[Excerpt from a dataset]
##########

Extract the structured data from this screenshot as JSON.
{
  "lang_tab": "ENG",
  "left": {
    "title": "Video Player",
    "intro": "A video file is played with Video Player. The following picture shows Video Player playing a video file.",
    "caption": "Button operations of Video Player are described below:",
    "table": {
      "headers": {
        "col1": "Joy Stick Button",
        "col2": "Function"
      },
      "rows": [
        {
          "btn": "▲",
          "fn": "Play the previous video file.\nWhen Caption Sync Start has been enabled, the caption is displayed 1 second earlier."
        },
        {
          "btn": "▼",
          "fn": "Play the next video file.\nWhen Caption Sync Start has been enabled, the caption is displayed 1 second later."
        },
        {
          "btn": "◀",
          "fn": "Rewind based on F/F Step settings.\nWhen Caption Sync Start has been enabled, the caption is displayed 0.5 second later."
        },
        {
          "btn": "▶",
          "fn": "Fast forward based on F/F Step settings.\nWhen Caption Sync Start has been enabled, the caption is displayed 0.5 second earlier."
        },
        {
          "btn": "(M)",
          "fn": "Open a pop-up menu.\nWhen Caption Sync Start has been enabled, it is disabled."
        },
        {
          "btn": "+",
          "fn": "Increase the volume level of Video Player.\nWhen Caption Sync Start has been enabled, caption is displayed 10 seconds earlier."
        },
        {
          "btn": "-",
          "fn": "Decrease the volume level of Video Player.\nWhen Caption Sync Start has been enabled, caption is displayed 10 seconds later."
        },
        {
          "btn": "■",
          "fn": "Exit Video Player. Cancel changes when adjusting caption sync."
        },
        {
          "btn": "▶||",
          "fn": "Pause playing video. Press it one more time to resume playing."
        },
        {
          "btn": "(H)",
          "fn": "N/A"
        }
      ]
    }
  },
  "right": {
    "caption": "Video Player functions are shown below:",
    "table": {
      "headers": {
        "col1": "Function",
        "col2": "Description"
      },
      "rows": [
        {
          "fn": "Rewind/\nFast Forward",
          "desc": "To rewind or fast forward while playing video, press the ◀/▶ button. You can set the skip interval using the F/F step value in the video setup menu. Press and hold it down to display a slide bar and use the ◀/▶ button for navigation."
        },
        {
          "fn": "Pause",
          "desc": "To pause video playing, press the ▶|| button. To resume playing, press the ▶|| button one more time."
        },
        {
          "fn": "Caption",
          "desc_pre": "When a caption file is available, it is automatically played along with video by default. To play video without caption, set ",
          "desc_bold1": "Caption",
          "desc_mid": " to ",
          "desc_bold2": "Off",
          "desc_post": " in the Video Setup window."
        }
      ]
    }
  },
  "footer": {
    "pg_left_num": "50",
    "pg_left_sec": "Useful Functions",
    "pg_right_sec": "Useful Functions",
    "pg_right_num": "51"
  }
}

##########

Each line above that holds the string "settings" should be copied and shown.

--- RESPONSE TO THIS TASK ---
          "fn": "Rewind based on F/F Step settings.\nWhen Caption Sync Start has been enabled, the caption is displayed 0.5 second later."
          "fn": "Fast forward based on F/F Step settings.\nWhen Caption Sync Start has been enabled, the caption is displayed 0.5 second earlier."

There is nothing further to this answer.